## begin Task inputs

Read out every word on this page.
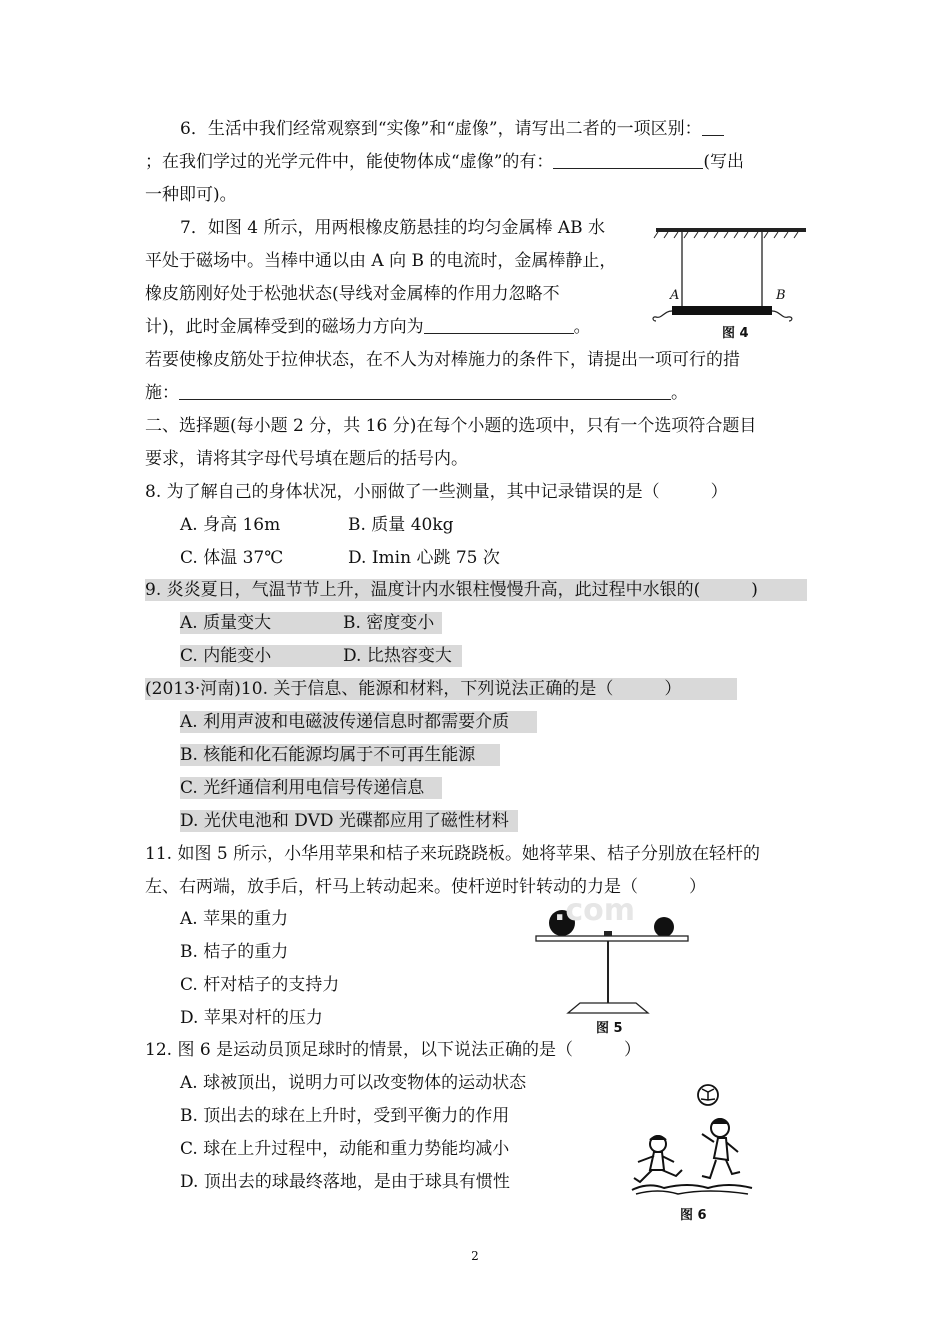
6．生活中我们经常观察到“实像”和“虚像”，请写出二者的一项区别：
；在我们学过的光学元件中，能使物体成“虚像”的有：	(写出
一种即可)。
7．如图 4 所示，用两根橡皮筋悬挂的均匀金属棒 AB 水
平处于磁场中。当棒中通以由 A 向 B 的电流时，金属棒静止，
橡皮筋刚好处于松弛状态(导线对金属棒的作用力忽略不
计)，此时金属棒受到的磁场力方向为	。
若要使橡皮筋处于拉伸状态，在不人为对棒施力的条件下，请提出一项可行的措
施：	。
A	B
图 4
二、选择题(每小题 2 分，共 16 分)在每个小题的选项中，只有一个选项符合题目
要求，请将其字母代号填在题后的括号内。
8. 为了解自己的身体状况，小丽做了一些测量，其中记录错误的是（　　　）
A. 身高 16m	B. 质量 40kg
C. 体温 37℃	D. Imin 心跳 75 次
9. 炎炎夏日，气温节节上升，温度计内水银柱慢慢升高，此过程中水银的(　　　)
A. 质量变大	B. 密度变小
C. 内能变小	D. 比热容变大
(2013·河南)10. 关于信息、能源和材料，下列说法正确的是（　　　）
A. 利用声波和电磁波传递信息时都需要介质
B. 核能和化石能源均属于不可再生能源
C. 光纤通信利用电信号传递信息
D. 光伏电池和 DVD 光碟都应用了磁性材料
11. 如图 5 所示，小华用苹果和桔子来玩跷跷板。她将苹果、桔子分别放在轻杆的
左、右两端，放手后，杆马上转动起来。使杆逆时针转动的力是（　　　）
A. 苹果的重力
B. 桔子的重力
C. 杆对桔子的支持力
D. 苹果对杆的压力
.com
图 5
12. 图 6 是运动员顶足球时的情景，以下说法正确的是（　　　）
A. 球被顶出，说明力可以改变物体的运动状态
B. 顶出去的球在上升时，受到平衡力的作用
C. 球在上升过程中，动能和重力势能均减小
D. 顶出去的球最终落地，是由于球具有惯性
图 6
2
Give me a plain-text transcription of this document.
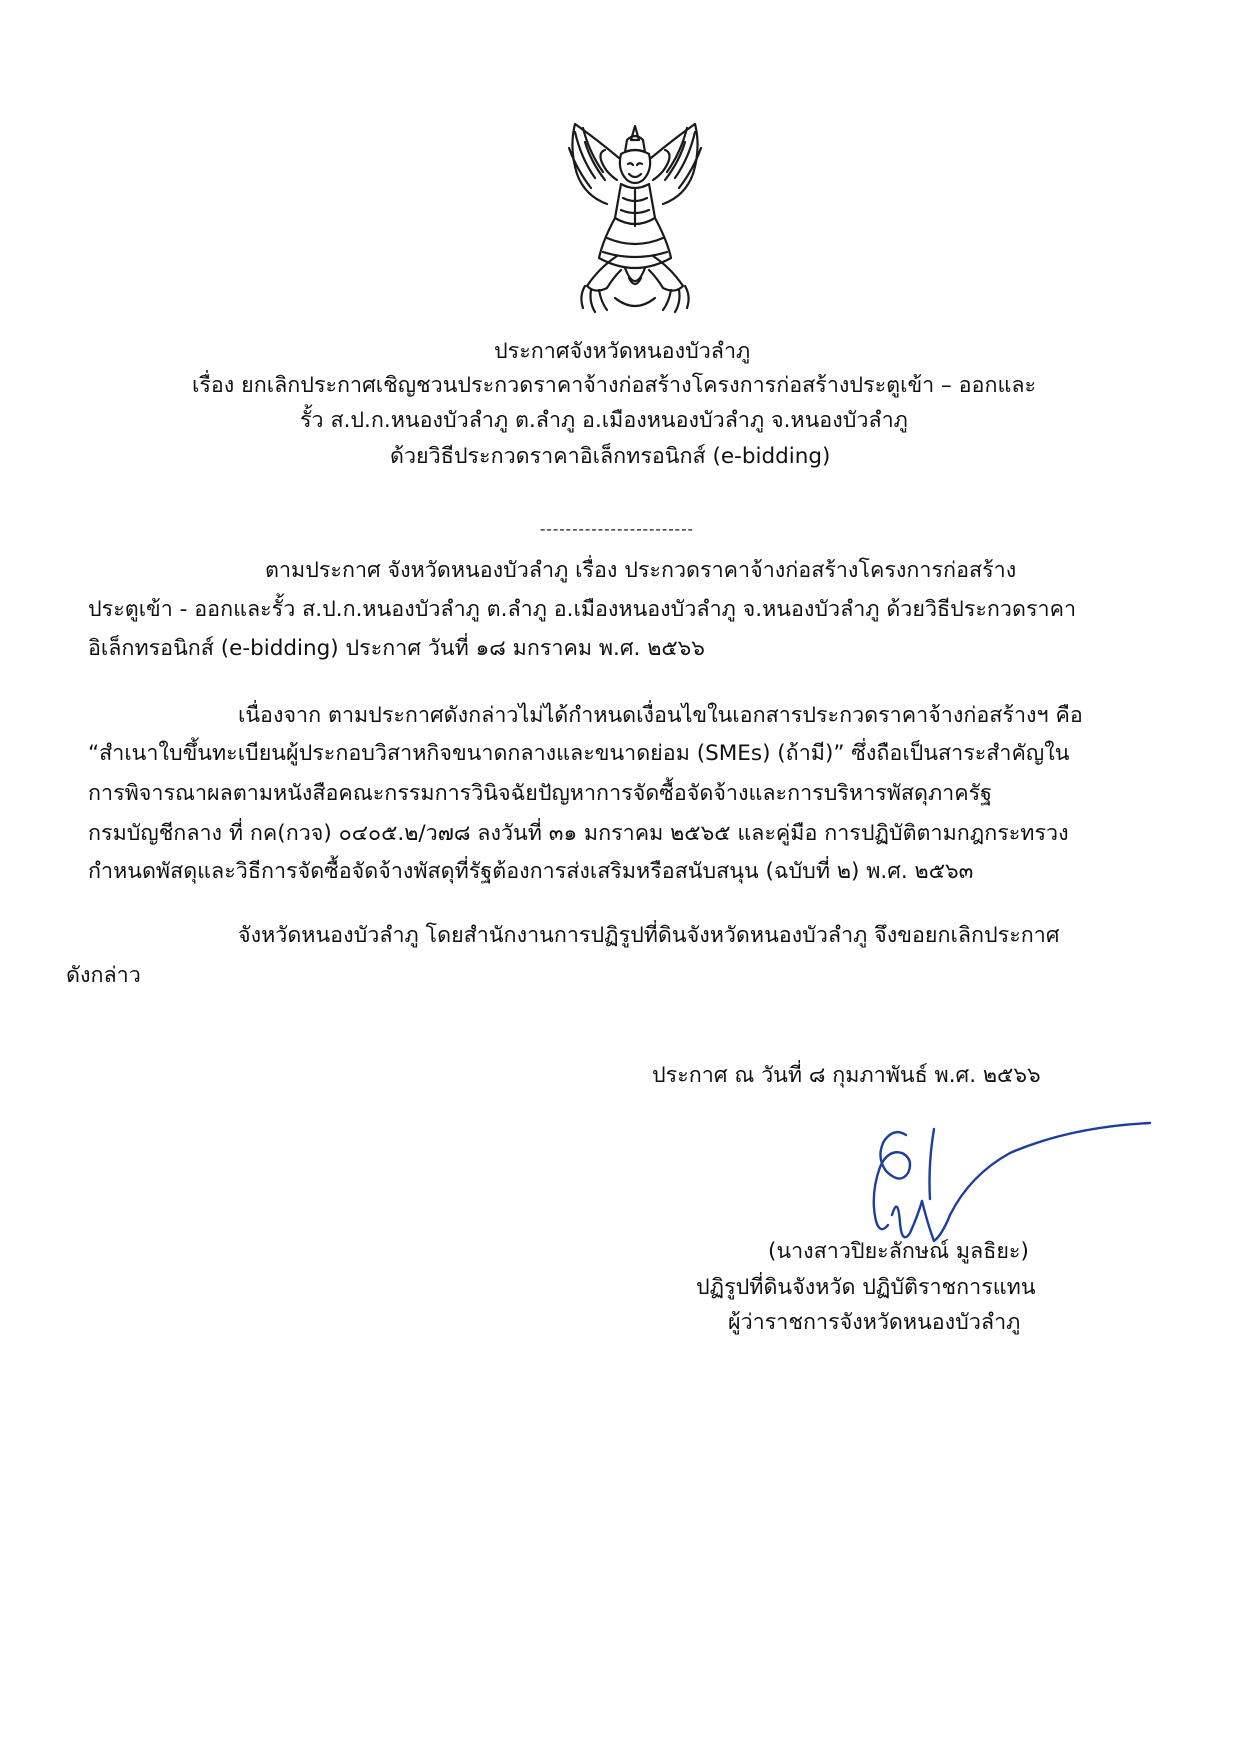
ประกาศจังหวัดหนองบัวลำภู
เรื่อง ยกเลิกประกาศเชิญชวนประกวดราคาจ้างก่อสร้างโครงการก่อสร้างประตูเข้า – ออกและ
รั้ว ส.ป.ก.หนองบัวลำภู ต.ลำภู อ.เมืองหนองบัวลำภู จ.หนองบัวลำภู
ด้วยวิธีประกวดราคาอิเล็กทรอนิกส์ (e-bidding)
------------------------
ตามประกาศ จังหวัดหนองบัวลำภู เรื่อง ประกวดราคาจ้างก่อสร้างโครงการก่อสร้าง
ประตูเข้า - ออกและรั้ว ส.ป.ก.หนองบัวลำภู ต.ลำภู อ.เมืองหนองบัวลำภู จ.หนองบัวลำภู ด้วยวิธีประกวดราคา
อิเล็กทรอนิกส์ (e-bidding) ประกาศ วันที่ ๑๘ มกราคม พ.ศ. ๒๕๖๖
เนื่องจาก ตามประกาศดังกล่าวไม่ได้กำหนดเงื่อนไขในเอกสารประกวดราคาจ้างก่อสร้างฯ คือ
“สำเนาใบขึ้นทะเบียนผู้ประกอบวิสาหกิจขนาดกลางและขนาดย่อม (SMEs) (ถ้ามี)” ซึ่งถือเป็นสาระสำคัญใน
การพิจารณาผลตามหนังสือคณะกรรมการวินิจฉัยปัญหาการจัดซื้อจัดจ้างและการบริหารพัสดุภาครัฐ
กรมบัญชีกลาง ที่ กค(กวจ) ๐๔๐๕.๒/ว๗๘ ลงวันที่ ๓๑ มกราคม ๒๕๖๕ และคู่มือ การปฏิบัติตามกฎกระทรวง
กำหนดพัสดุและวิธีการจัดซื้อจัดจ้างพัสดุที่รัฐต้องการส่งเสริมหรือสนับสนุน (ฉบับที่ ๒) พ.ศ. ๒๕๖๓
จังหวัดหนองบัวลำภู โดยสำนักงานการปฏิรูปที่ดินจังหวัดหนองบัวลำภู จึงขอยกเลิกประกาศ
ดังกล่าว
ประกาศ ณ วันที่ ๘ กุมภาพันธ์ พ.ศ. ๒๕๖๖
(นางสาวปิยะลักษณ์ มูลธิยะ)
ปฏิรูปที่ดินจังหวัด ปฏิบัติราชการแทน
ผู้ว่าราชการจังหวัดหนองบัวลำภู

## end Task inputs

* [Task directions]:
Find the word "กทรอน" in the entries, and copy every line it shows up in.

* [Exercise result]:
ด้วยวิธีประกวดราคาอิเล็กทรอนิกส์ (e-bidding)
อิเล็กทรอนิกส์ (e-bidding) ประกาศ วันที่ ๑๘ มกราคม พ.ศ. ๒๕๖๖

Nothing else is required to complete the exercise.